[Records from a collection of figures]
·····
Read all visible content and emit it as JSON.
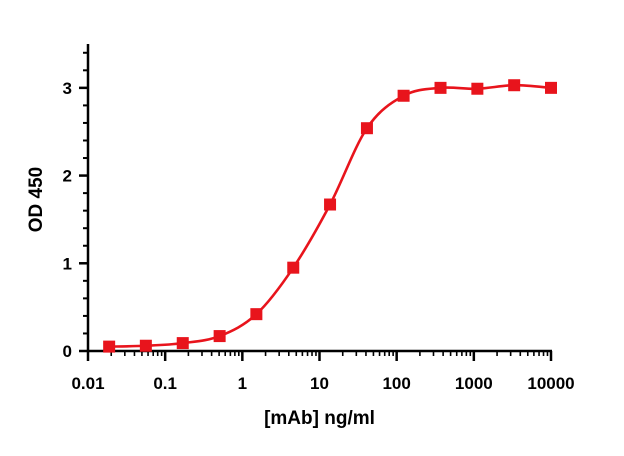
{
  "chart_data": {
    "type": "line",
    "xlabel": "[mAb] ng/ml",
    "ylabel": "OD 450",
    "x_scale": "log",
    "xlim": [
      0.01,
      10000
    ],
    "ylim": [
      0,
      3.5
    ],
    "x_ticks": [
      {
        "value": 0.01,
        "label": "0.01"
      },
      {
        "value": 0.1,
        "label": "0.1"
      },
      {
        "value": 1,
        "label": "1"
      },
      {
        "value": 10,
        "label": "10"
      },
      {
        "value": 100,
        "label": "100"
      },
      {
        "value": 1000,
        "label": "1000"
      },
      {
        "value": 10000,
        "label": "10000"
      }
    ],
    "y_ticks": [
      {
        "value": 0,
        "label": "0"
      },
      {
        "value": 1,
        "label": "1"
      },
      {
        "value": 2,
        "label": "2"
      },
      {
        "value": 3,
        "label": "3"
      }
    ],
    "grid": false,
    "series": [
      {
        "color": "#e8141c",
        "marker": "square",
        "x": [
          0.0188,
          0.0562,
          0.169,
          0.508,
          1.52,
          4.57,
          13.7,
          41.2,
          123,
          370,
          1111,
          3333,
          10000
        ],
        "y": [
          0.05,
          0.06,
          0.09,
          0.17,
          0.42,
          0.95,
          1.67,
          2.54,
          2.91,
          3.0,
          2.99,
          3.03,
          3.0
        ]
      }
    ]
  }
}
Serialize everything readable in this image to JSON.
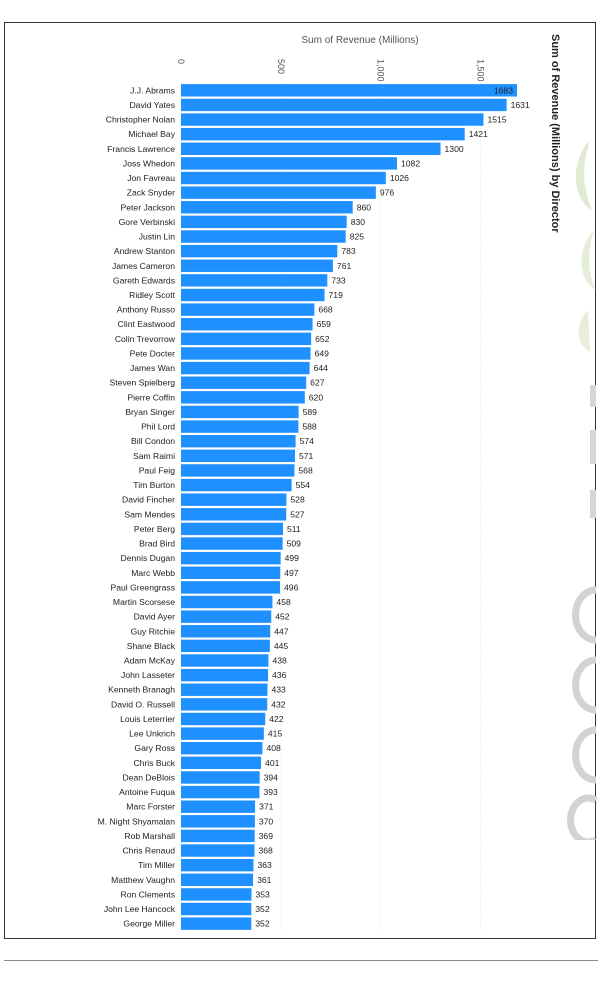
{
  "chart_data": {
    "type": "bar",
    "orientation": "horizontal",
    "title": "Sum of Revenue (Millions) by Director",
    "xlabel": "Sum of Revenue (Millions)",
    "ylabel": "",
    "xlim": [
      0,
      1683
    ],
    "x_ticks": [
      0,
      500,
      1000,
      1500
    ],
    "x_tick_labels": [
      "0",
      "500",
      "1,000",
      "1,500"
    ],
    "bar_color": "#1e90ff",
    "grid": true,
    "legend": "none",
    "categories": [
      "J.J. Abrams",
      "David Yates",
      "Christopher Nolan",
      "Michael Bay",
      "Francis Lawrence",
      "Joss Whedon",
      "Jon Favreau",
      "Zack Snyder",
      "Peter Jackson",
      "Gore Verbinski",
      "Justin Lin",
      "Andrew Stanton",
      "James Cameron",
      "Gareth Edwards",
      "Ridley Scott",
      "Anthony Russo",
      "Clint Eastwood",
      "Colin Trevorrow",
      "Pete Docter",
      "James Wan",
      "Steven Spielberg",
      "Pierre Coffin",
      "Bryan Singer",
      "Phil Lord",
      "Bill Condon",
      "Sam Raimi",
      "Paul Feig",
      "Tim Burton",
      "David Fincher",
      "Sam Mendes",
      "Peter Berg",
      "Brad Bird",
      "Dennis Dugan",
      "Marc Webb",
      "Paul Greengrass",
      "Martin Scorsese",
      "David Ayer",
      "Guy Ritchie",
      "Shane Black",
      "Adam McKay",
      "John Lasseter",
      "Kenneth Branagh",
      "David O. Russell",
      "Louis Leterrier",
      "Lee Unkrich",
      "Gary Ross",
      "Chris Buck",
      "Dean DeBlois",
      "Antoine Fuqua",
      "Marc Forster",
      "M. Night Shyamalan",
      "Rob Marshall",
      "Chris Renaud",
      "Tim Miller",
      "Matthew Vaughn",
      "Ron Clements",
      "John Lee Hancock",
      "George Miller"
    ],
    "values": [
      1683,
      1631,
      1515,
      1421,
      1300,
      1082,
      1026,
      976,
      860,
      830,
      825,
      783,
      761,
      733,
      719,
      668,
      659,
      652,
      649,
      644,
      627,
      620,
      589,
      588,
      574,
      571,
      568,
      554,
      528,
      527,
      511,
      509,
      499,
      497,
      496,
      458,
      452,
      447,
      445,
      438,
      436,
      433,
      432,
      422,
      415,
      408,
      401,
      394,
      393,
      371,
      370,
      369,
      368,
      363,
      361,
      353,
      352,
      352
    ]
  }
}
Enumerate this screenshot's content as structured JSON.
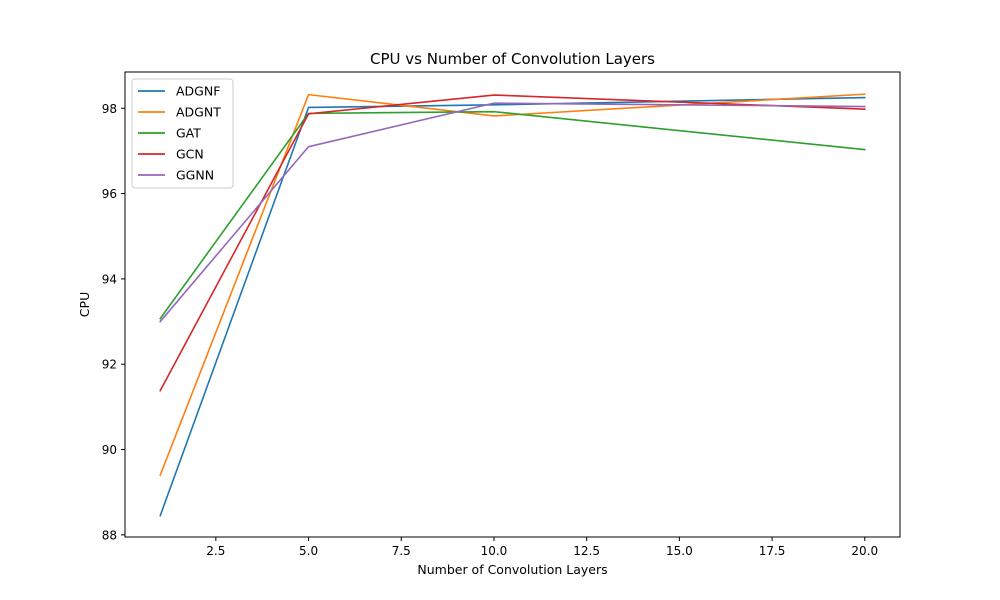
{
  "chart_data": {
    "type": "line",
    "title": "CPU vs Number of Convolution Layers",
    "xlabel": "Number of Convolution Layers",
    "ylabel": "CPU",
    "x": [
      1,
      5,
      10,
      20
    ],
    "xlim": [
      0.05,
      20.95
    ],
    "ylim": [
      87.95,
      98.85
    ],
    "xticks": [
      2.5,
      5.0,
      7.5,
      10.0,
      12.5,
      15.0,
      17.5,
      20.0
    ],
    "xtick_labels": [
      "2.5",
      "5.0",
      "7.5",
      "10.0",
      "12.5",
      "15.0",
      "17.5",
      "20.0"
    ],
    "yticks": [
      88,
      90,
      92,
      94,
      96,
      98
    ],
    "ytick_labels": [
      "88",
      "90",
      "92",
      "94",
      "96",
      "98"
    ],
    "grid": false,
    "legend_position": "upper-left",
    "series": [
      {
        "name": "ADGNF",
        "color": "#1f77b4",
        "values": [
          88.45,
          98.02,
          98.08,
          98.25
        ]
      },
      {
        "name": "ADGNT",
        "color": "#ff7f0e",
        "values": [
          89.4,
          98.32,
          97.82,
          98.33
        ]
      },
      {
        "name": "GAT",
        "color": "#2ca02c",
        "values": [
          93.07,
          97.88,
          97.92,
          97.03
        ]
      },
      {
        "name": "GCN",
        "color": "#d62728",
        "values": [
          91.38,
          97.87,
          98.31,
          97.98
        ]
      },
      {
        "name": "GGNN",
        "color": "#9467bd",
        "values": [
          93.0,
          97.1,
          98.12,
          98.04
        ]
      }
    ]
  }
}
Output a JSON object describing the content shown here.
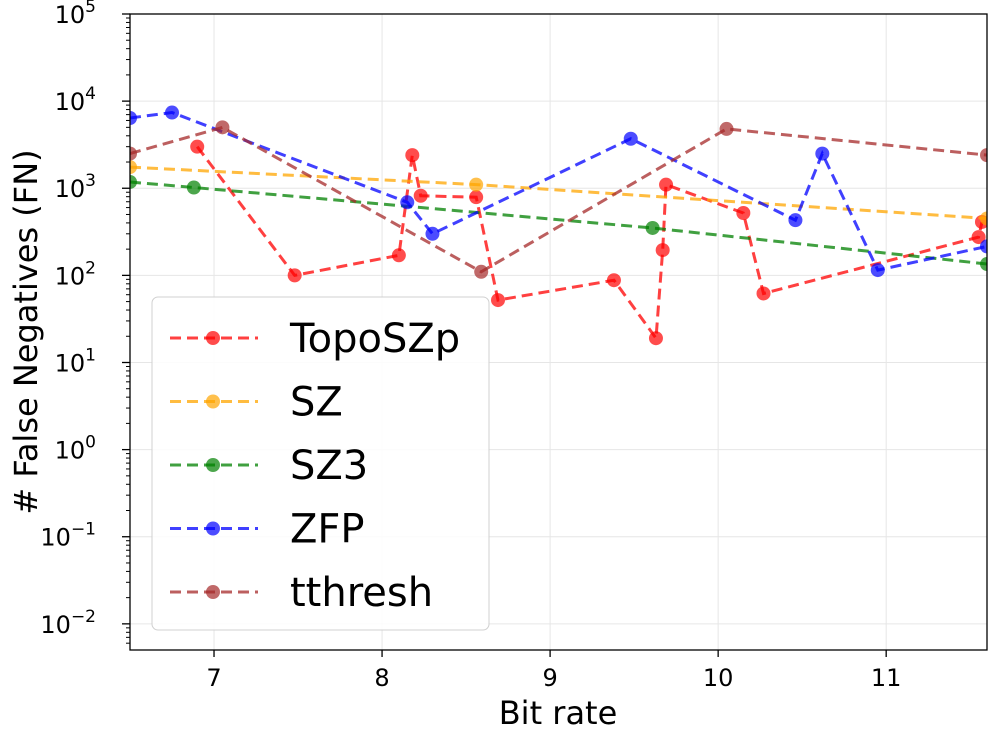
{
  "chart_data": {
    "type": "line",
    "title": "",
    "xlabel": "Bit rate",
    "ylabel": "# False Negatives (FN)",
    "xlim": [
      6.5,
      11.6
    ],
    "ylog": true,
    "ylim_exp": [
      -2.3,
      5
    ],
    "grid": true,
    "legend_position": "lower-left",
    "x_ticks": [
      {
        "value": 7,
        "label": "7"
      },
      {
        "value": 8,
        "label": "8"
      },
      {
        "value": 9,
        "label": "9"
      },
      {
        "value": 10,
        "label": "10"
      },
      {
        "value": 11,
        "label": "11"
      }
    ],
    "y_ticks": [
      {
        "exp": -2,
        "base": "10",
        "sup": "−2"
      },
      {
        "exp": -1,
        "base": "10",
        "sup": "−1"
      },
      {
        "exp": 0,
        "base": "10",
        "sup": "0"
      },
      {
        "exp": 1,
        "base": "10",
        "sup": "1"
      },
      {
        "exp": 2,
        "base": "10",
        "sup": "2"
      },
      {
        "exp": 3,
        "base": "10",
        "sup": "3"
      },
      {
        "exp": 4,
        "base": "10",
        "sup": "4"
      },
      {
        "exp": 5,
        "base": "10",
        "sup": "5"
      }
    ],
    "series": [
      {
        "name": "TopoSZp",
        "color": "#ff0000",
        "x": [
          6.9,
          7.48,
          8.1,
          8.18,
          8.23,
          8.56,
          8.69,
          9.38,
          9.63,
          9.67,
          9.69,
          10.15,
          10.27,
          11.55,
          11.57
        ],
        "y": [
          3000,
          100,
          170,
          2400,
          820,
          790,
          52,
          88,
          19,
          195,
          1100,
          520,
          62,
          275,
          410
        ]
      },
      {
        "name": "SZ",
        "color": "#ffa500",
        "x": [
          6.5,
          8.56,
          11.6
        ],
        "y": [
          1750,
          1100,
          450
        ]
      },
      {
        "name": "SZ3",
        "color": "#008000",
        "x": [
          6.5,
          6.88,
          9.61,
          11.6
        ],
        "y": [
          1180,
          1020,
          350,
          135
        ]
      },
      {
        "name": "ZFP",
        "color": "#0000ff",
        "x": [
          6.5,
          6.75,
          8.15,
          8.3,
          9.48,
          10.46,
          10.62,
          10.95,
          11.6
        ],
        "y": [
          6400,
          7400,
          690,
          300,
          3700,
          430,
          2500,
          115,
          215
        ]
      },
      {
        "name": "tthresh",
        "color": "#a52a2a",
        "x": [
          6.5,
          7.05,
          8.59,
          10.05,
          11.6
        ],
        "y": [
          2500,
          5000,
          110,
          4800,
          2400
        ]
      }
    ]
  }
}
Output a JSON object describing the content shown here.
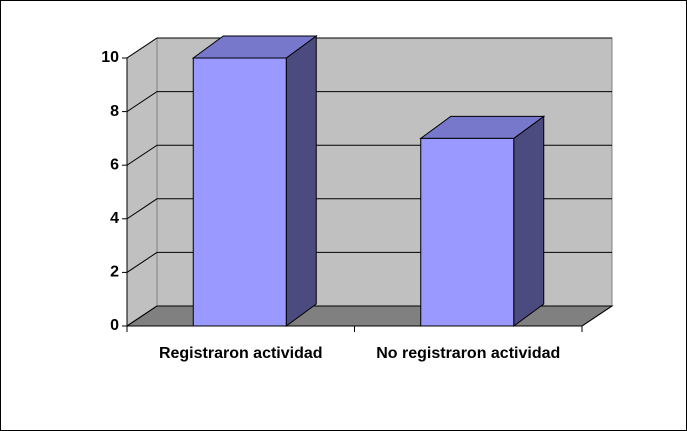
{
  "chart_data": {
    "type": "bar3d",
    "categories": [
      "Registraron actividad",
      "No registraron actividad"
    ],
    "values": [
      10,
      7
    ],
    "color": "#9999ff",
    "ylim": [
      0,
      10
    ],
    "yticks": [
      0,
      2,
      4,
      6,
      8,
      10
    ],
    "grid": true
  }
}
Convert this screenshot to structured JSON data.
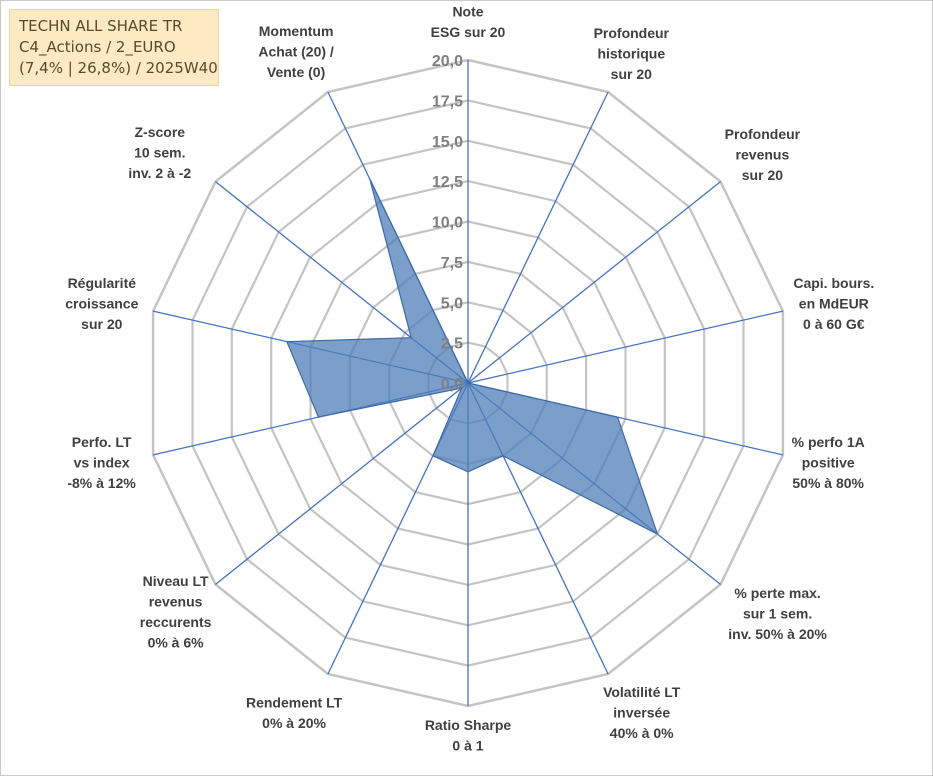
{
  "info_box": {
    "line1": "TECHN ALL SHARE TR",
    "line2": "C4_Actions / 2_EURO",
    "line3": "(7,4% | 26,8%) / 2025W40"
  },
  "chart_data": {
    "type": "radar",
    "title": "",
    "rmin": 0,
    "rmax": 20,
    "tick_step": 2.5,
    "tick_labels": [
      "0,0",
      "2,5",
      "5,0",
      "7,5",
      "10,0",
      "12,5",
      "15,0",
      "17,5",
      "20,0"
    ],
    "grid": true,
    "axes": [
      {
        "lines": [
          "Note",
          "ESG sur 20"
        ]
      },
      {
        "lines": [
          "Profondeur",
          "historique",
          "sur 20"
        ]
      },
      {
        "lines": [
          "Profondeur",
          "revenus",
          "sur 20"
        ]
      },
      {
        "lines": [
          "Capi. bours.",
          "en MdEUR",
          "0 à 60 G€"
        ]
      },
      {
        "lines": [
          "% perfo 1A",
          "positive",
          "50% à 80%"
        ]
      },
      {
        "lines": [
          "% perte max.",
          "sur 1 sem.",
          "inv. 50% à 20%"
        ]
      },
      {
        "lines": [
          "Volatilité LT",
          "inversée",
          "40% à 0%"
        ]
      },
      {
        "lines": [
          "Ratio Sharpe",
          "0 à 1"
        ]
      },
      {
        "lines": [
          "Rendement LT",
          "0% à 20%"
        ]
      },
      {
        "lines": [
          "Niveau LT",
          "revenus",
          "reccurents",
          "0% à 6%"
        ]
      },
      {
        "lines": [
          "Perfo. LT",
          "vs index",
          "-8% à 12%"
        ]
      },
      {
        "lines": [
          "Régularité",
          "croissance",
          "sur 20"
        ]
      },
      {
        "lines": [
          "Z-score",
          "10 sem.",
          "inv. 2 à -2"
        ]
      },
      {
        "lines": [
          "Momentum",
          "Achat (20) /",
          "Vente (0)"
        ]
      }
    ],
    "series": [
      {
        "name": "TECHN ALL SHARE TR",
        "color": "#4f7fb8",
        "fill_opacity": 0.75,
        "values": [
          0,
          0,
          0,
          0,
          9.5,
          15.0,
          5.0,
          5.5,
          5.0,
          0.5,
          9.5,
          11.5,
          4.5,
          14.0
        ]
      }
    ]
  }
}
·····
• [PROMPT]
Using the entries above, return each line that includes the word "Number".

• [ANSWER BELOW]
    "title": "CPU vs Number of Convolution Layers",
    "xlabel": "Number of Convolution Layers",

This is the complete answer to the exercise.